**** Available records ****

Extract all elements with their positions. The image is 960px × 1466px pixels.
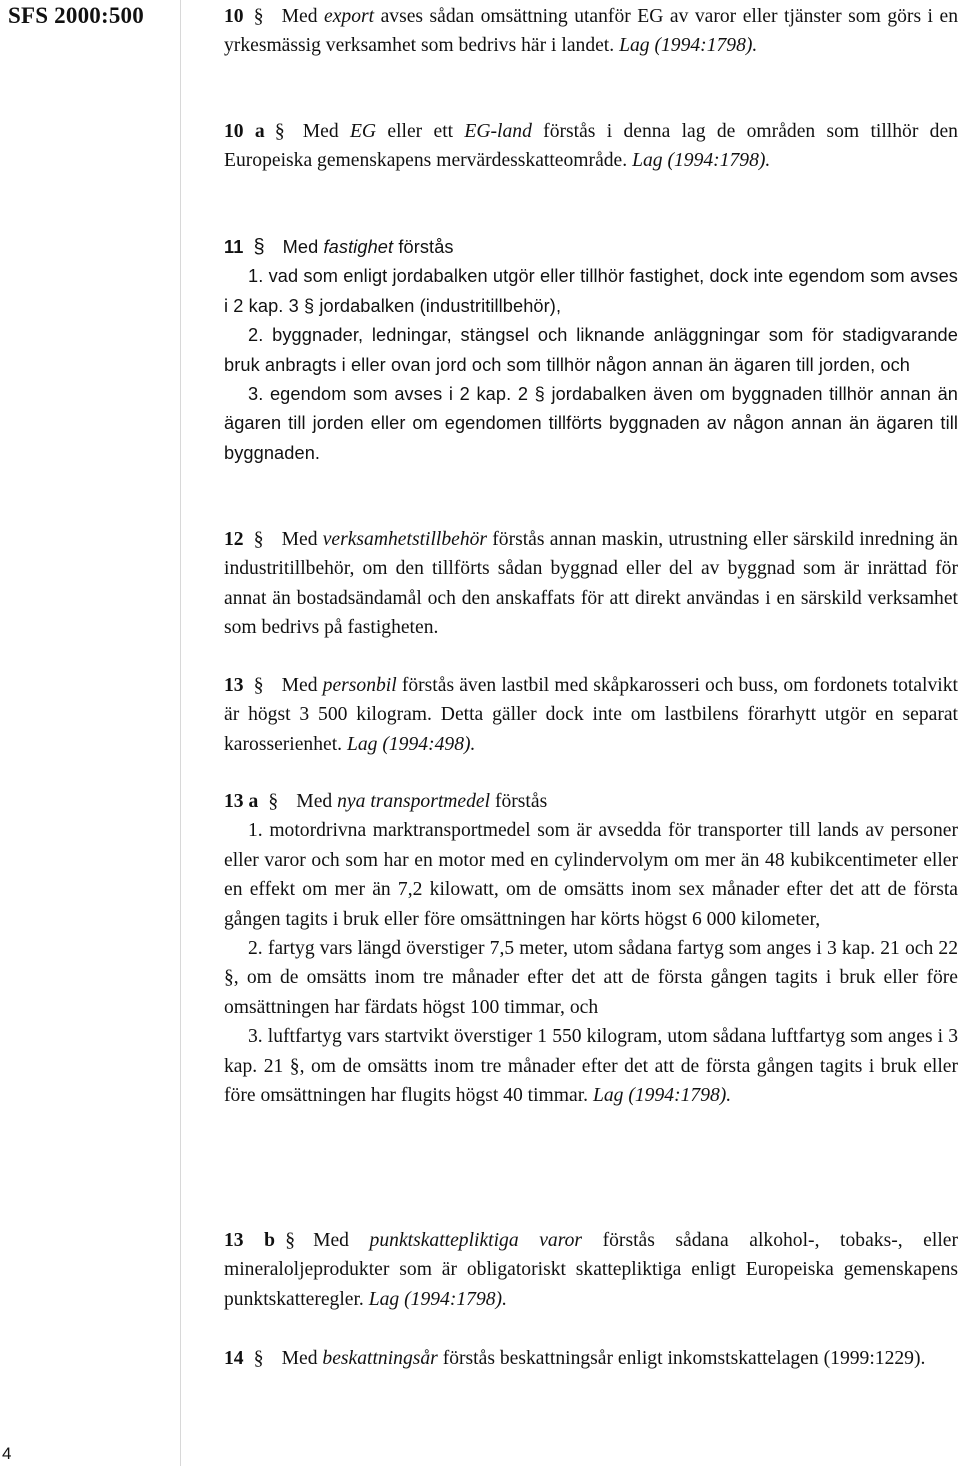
margin-rule — [180, 0, 181, 1466]
paragraph-sign: § — [253, 528, 264, 550]
section-10 — [224, 2, 958, 61]
section-number: 13 — [224, 675, 244, 696]
text: eller ett — [376, 121, 465, 142]
text: Med — [313, 1230, 370, 1251]
paragraph-sign: § — [303, 295, 315, 316]
paragraph-sign: § — [253, 1347, 264, 1369]
text: Med — [281, 675, 323, 696]
law-reference: Lag (1994:498). — [346, 733, 476, 755]
text: Med — [281, 6, 325, 27]
text: Med — [282, 237, 324, 257]
list-item: 2. byggnader, ledningar, stängsel och liknande anläggningar som för stadigvarande bruk anbragts i eller ovan jord och som tillhör någon annan än ägaren till jorden, och — [224, 325, 958, 375]
defined-term: verksamhetstillbehör — [322, 529, 488, 550]
text: Med — [296, 791, 338, 812]
defined-term: EG-land — [464, 121, 532, 142]
section-number: 10 — [224, 6, 244, 27]
defined-term: punktskattepliktiga varor — [369, 1230, 583, 1251]
list-item: 2. fartyg vars längd överstiger 7,5 meter, utom sådana fartyg som anges i 3 kap. 21 och 22 §, om de omsätts inom tre månader efter det att de första gången tagits i bruk eller före omsättningen har färdats högst 100 timmar, och — [224, 938, 958, 1018]
paragraph-sign: § — [534, 384, 545, 405]
list-item: 1. motordrivna marktransportmedel som är avsedda för transporter till lands av personer eller varor och som har en motor med en cylindervolym om mer än 48 kubikcentimeter eller en effekt om mer än 7,2 kilowatt, om de omsätts inom sex månader efter det att de första gången tagits i bruk eller före omsättningen har körts högst 6 000 kilometer, — [224, 820, 958, 930]
paragraph-sign: § — [268, 790, 279, 812]
law-reference: Lag (1994:1798). — [368, 1288, 507, 1310]
paragraph-sign: § — [253, 5, 264, 27]
paragraph-sign: § — [224, 967, 234, 989]
text: Med — [302, 121, 350, 142]
text: förstås — [490, 791, 548, 812]
law-reference: Lag (1994:1798). — [592, 1085, 732, 1107]
defined-term: fastighet — [323, 237, 394, 257]
law-reference: Lag (1994:1798). — [632, 150, 771, 172]
list-item: 3. luftfartyg vars startvikt överstiger 1 550 kilogram, utom sådana luftfartyg som anges i 3 kap. 21 §, om de omsätts inom tre månader efter det att de första gången tagits i bruk eller före omsättningen har flugits högst 40 timmar. Lag (1994:1798). — [224, 1026, 958, 1107]
section-number: 11 — [224, 237, 244, 257]
defined-term: nya transportmedel — [337, 791, 491, 812]
defined-term: export — [324, 6, 375, 27]
text: Med — [281, 1348, 323, 1369]
text: förstås beskattningsår enligt inkomstskattelagen (1999:1229). — [437, 1348, 926, 1369]
text: Med — [281, 529, 323, 550]
section-14 — [224, 1344, 958, 1373]
list-item: 1. vad som enligt jordabalken utgör eller tillhör fastighet, dock inte egendom som avses i 2 kap. 3 § jordabalken (industritillbehör), — [224, 266, 958, 316]
paragraph-sign: § — [289, 1055, 300, 1077]
defined-term: beskattningsår — [322, 1348, 438, 1369]
defined-term: EG — [349, 121, 377, 142]
text: förstås annan maskin, utrustning eller särskild inredning än industritillbehör, om den tillförts sådan byggnad eller del av byggnad som är inrättad för annat än bostadsändamål och den anskaffats för att direkt användas i en särskild verksamhet som bedrivs på fastigheten. — [224, 529, 958, 639]
section-number: 13 a — [224, 791, 259, 812]
section-12 — [224, 525, 958, 643]
defined-term: personbil — [322, 675, 397, 696]
section-10a — [224, 117, 958, 176]
text: förstås — [393, 237, 454, 257]
paragraph-sign: § — [253, 236, 265, 258]
section-13 — [224, 671, 958, 759]
section-11 — [224, 233, 958, 468]
paragraph-sign: § — [274, 120, 285, 142]
section-number: 10 a — [224, 121, 265, 142]
section-number: 12 — [224, 529, 244, 550]
sfs-number: SFS 2000:500 — [8, 3, 144, 28]
text: förstås i denna lag de områden som tillhör den Europeiska gemenskapens mervärdesskatteområde. — [224, 121, 958, 172]
text: avses sådan omsättning utanför EG av varor eller tjänster som görs i en yrkesmässig verksamhet som bedrivs här i landet. — [224, 6, 958, 57]
law-reference: Lag (1994:1798). — [619, 35, 758, 57]
section-13a — [224, 787, 958, 1110]
paragraph-sign: § — [253, 674, 264, 696]
section-13b — [224, 1226, 958, 1314]
list-item: 3. egendom som avses i 2 kap. 2 § jordabalken även om byggnaden tillhör annan än ägaren till jorden eller om egendomen tillförts byggnaden av någon annan än ägaren till byggnaden. — [224, 384, 959, 463]
section-number: 13 b — [224, 1230, 276, 1251]
text: förstås även lastbil med skåpkarosseri och buss, om fordonets totalvikt är högst 3 500 kilogram. Detta gäller dock inte om lastbilens förarhytt utgör en separat karosserienhet. — [224, 675, 958, 755]
text: förstås sådana alkohol-, tobaks-, eller mineraloljeprodukter som är obligatoriskt skattepliktiga enligt Europeiska gemenskapens punktskatteregler. — [224, 1230, 958, 1310]
section-number: 14 — [224, 1348, 244, 1369]
page-number: 4 — [2, 1444, 12, 1463]
paragraph-sign: § — [285, 1229, 296, 1251]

****

Recast every line of the records above as a Markdown table with the columns Row and Record line, numbering each row and skipping blank lines. Leave the pictures out.

| Row | Record line |
|---|---|
| 1 | Extract all elements with their positions. The image is 960px × 1466px pixels. |
| 2 | margin-rule — [180, 0, 181, 1466] |
| 3 | paragraph-sign: § — [253, 528, 264, 550] |
| 4 | section-10 — [224, 2, 958, 61] |
| 5 | section-number: 13 — [224, 675, 244, 696] |
| 6 | text: eller ett — [376, 121, 465, 142] |
| 7 | text: Med — [313, 1230, 370, 1251] |
| 8 | paragraph-sign: § — [303, 295, 315, 316] |
| 9 | paragraph-sign: § — [253, 1347, 264, 1369] |
| 10 | text: Med — [281, 675, 323, 696] |
| 11 | law-reference: Lag (1994:498). — [346, 733, 476, 755] |
| 12 | text: Med — [281, 6, 325, 27] |
| 13 | text: Med — [282, 237, 324, 257] |
| 14 | list-item: 2. byggnader, ledningar, stängsel och liknande anläggningar som för stadigvarande bruk anbragts i eller ovan jord och som tillhör någon annan än ägaren till jorden, och — [224, 325, 958, 375] |
| 15 | defined-term: verksamhetstillbehör — [322, 529, 488, 550] |
| 16 | text: Med — [296, 791, 338, 812] |
| 17 | defined-term: EG-land — [464, 121, 532, 142] |
| 18 | section-number: 10 — [224, 6, 244, 27] |
| 19 | defined-term: punktskattepliktiga varor — [369, 1230, 583, 1251] |
| 20 | list-item: 2. fartyg vars längd överstiger 7,5 meter, utom sådana fartyg som anges i 3 kap. 21 och 22 §, om de omsätts inom tre månader efter det att de första gången tagits i bruk eller före omsättningen har färdats högst 100 timmar, och — [224, 938, 958, 1018] |
| 21 | paragraph-sign: § — [534, 384, 545, 405] |
| 22 | list-item: 1. motordrivna marktransportmedel som är avsedda för transporter till lands av personer eller varor och som har en motor med en cylindervolym om mer än 48 kubikcentimeter eller en effekt om mer än 7,2 kilowatt, om de omsätts inom sex månader efter det att de första gången tagits i bruk eller före omsättningen har körts högst 6 000 kilometer, — [224, 820, 958, 930] |
| 23 | paragraph-sign: § — [268, 790, 279, 812] |
| 24 | law-reference: Lag (1994:1798). — [368, 1288, 507, 1310] |
| 25 | paragraph-sign: § — [253, 5, 264, 27] |
| 26 | paragraph-sign: § — [224, 967, 234, 989] |
| 27 | text: Med — [302, 121, 350, 142] |
| 28 | text: förstås — [490, 791, 548, 812] |
| 29 | law-reference: Lag (1994:1798). — [592, 1085, 732, 1107] |
| 30 | defined-term: fastighet — [323, 237, 394, 257] |
| 31 | law-reference: Lag (1994:1798). — [632, 150, 771, 172] |
| 32 | list-item: 3. luftfartyg vars startvikt överstiger 1 550 kilogram, utom sådana luftfartyg som anges i 3 kap. 21 §, om de omsätts inom tre månader efter det att de första gången tagits i bruk eller före omsättningen har flugits högst 40 timmar. Lag (1994:1798). — [224, 1026, 958, 1107] |
| 33 | section-number: 11 — [224, 237, 244, 257] |
| 34 | defined-term: nya transportmedel — [337, 791, 491, 812] |
| 35 | defined-term: export — [324, 6, 375, 27] |
| 36 | text: Med — [281, 1348, 323, 1369] |
| 37 | text: förstås beskattningsår enligt inkomstskattelagen (1999:1229). — [437, 1348, 926, 1369] |
| 38 | text: Med — [281, 529, 323, 550] |
| 39 | section-14 — [224, 1344, 958, 1373] |
| 40 | list-item: 1. vad som enligt jordabalken utgör eller tillhör fastighet, dock inte egendom som avses i 2 kap. 3 § jordabalken (industritillbehör), — [224, 266, 958, 316] |
| 41 | paragraph-sign: § — [289, 1055, 300, 1077] |
| 42 | defined-term: beskattningsår — [322, 1348, 438, 1369] |
| 43 | defined-term: EG — [349, 121, 377, 142] |
| 44 | text: förstås annan maskin, utrustning eller särskild inredning än industritillbehör, om den tillförts sådan byggnad eller del av byggnad som är inrättad för annat än bostadsändamål och den anskaffats för att direkt användas i en särskild verksamhet som bedrivs på fastigheten. — [224, 529, 958, 639] |
| 45 | section-number: 13 a — [224, 791, 259, 812] |
| 46 | section-12 — [224, 525, 958, 643] |
| 47 | defined-term: personbil — [322, 675, 397, 696] |
| 48 | section-10a — [224, 117, 958, 176] |
| 49 | text: förstås — [393, 237, 454, 257] |
| 50 | paragraph-sign: § — [253, 236, 265, 258] |
| 51 | section-13 — [224, 671, 958, 759] |
| 52 | section-11 — [224, 233, 958, 468] |
| 53 | paragraph-sign: § — [274, 120, 285, 142] |
| 54 | section-number: 10 a — [224, 121, 265, 142] |
| 55 | section-number: 12 — [224, 529, 244, 550] |
| 56 | sfs-number: SFS 2000:500 — [8, 3, 144, 28] |
| 57 | text: förstås i denna lag de områden som tillhör den Europeiska gemenskapens mervärdesskatteområde. — [224, 121, 958, 172] |
| 58 | text: avses sådan omsättning utanför EG av varor eller tjänster som görs i en yrkesmässig verksamhet som bedrivs här i landet. — [224, 6, 958, 57] |
| 59 | law-reference: Lag (1994:1798). — [619, 35, 758, 57] |
| 60 | section-13a — [224, 787, 958, 1110] |
| 61 | paragraph-sign: § — [253, 674, 264, 696] |
| 62 | section-13b — [224, 1226, 958, 1314] |
| 63 | list-item: 3. egendom som avses i 2 kap. 2 § jordabalken även om byggnaden tillhör annan än ägaren till jorden eller om egendomen tillförts byggnaden av någon annan än ägaren till byggnaden. — [224, 384, 959, 463] |
| 64 | section-number: 13 b — [224, 1230, 276, 1251] |
| 65 | text: förstås även lastbil med skåpkarosseri och buss, om fordonets totalvikt är högst 3 500 kilogram. Detta gäller dock inte om lastbilens förarhytt utgör en separat karosserienhet. — [224, 675, 958, 755] |
| 66 | text: förstås sådana alkohol-, tobaks-, eller mineraloljeprodukter som är obligatoriskt skattepliktiga enligt Europeiska gemenskapens punktskatteregler. — [224, 1230, 958, 1310] |
| 67 | section-number: 14 — [224, 1348, 244, 1369] |
| 68 | page-number: 4 — [2, 1444, 12, 1463] |
| 69 | paragraph-sign: § — [285, 1229, 296, 1251] |